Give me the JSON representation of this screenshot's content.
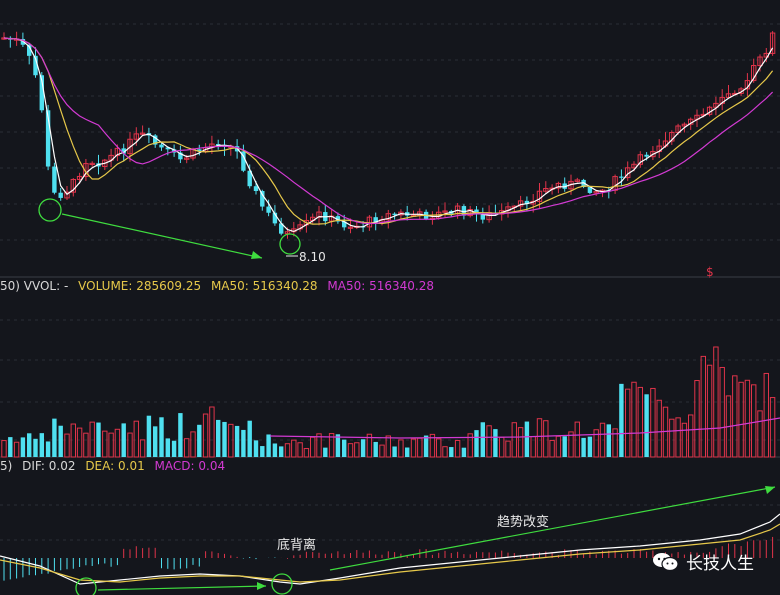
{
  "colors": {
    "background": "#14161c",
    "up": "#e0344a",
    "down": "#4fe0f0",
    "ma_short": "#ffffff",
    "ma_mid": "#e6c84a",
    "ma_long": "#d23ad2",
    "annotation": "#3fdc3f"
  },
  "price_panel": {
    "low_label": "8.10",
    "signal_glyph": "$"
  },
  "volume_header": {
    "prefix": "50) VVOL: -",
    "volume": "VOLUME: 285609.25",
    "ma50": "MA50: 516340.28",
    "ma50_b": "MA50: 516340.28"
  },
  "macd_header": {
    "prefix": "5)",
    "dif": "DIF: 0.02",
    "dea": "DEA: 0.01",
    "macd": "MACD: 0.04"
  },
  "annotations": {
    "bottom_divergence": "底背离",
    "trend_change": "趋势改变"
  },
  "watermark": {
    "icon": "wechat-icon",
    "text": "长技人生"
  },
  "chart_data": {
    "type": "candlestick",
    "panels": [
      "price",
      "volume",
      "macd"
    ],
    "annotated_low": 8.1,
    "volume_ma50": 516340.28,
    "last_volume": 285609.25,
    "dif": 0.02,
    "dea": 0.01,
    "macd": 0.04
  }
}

☆ ☆ ☆ ☆ ☆

TO DO:
Your copy should hold every record word for word and none of the pictures.

IN RESPONSE:
Give me the JSON representation of this screenshot's content.
{
  "colors": {
    "background": "#14161c",
    "up": "#e0344a",
    "down": "#4fe0f0",
    "ma_short": "#ffffff",
    "ma_mid": "#e6c84a",
    "ma_long": "#d23ad2",
    "annotation": "#3fdc3f"
  },
  "price_panel": {
    "low_label": "8.10",
    "signal_glyph": "$"
  },
  "volume_header": {
    "prefix": "50) VVOL: -",
    "volume": "VOLUME: 285609.25",
    "ma50": "MA50: 516340.28",
    "ma50_b": "MA50: 516340.28"
  },
  "macd_header": {
    "prefix": "5)",
    "dif": "DIF: 0.02",
    "dea": "DEA: 0.01",
    "macd": "MACD: 0.04"
  },
  "annotations": {
    "bottom_divergence": "底背离",
    "trend_change": "趋势改变"
  },
  "watermark": {
    "icon": "wechat-icon",
    "text": "长技人生"
  },
  "chart_data": {
    "type": "candlestick",
    "panels": [
      "price",
      "volume",
      "macd"
    ],
    "annotated_low": 8.1,
    "volume_ma50": 516340.28,
    "last_volume": 285609.25,
    "dif": 0.02,
    "dea": 0.01,
    "macd": 0.04
  }
}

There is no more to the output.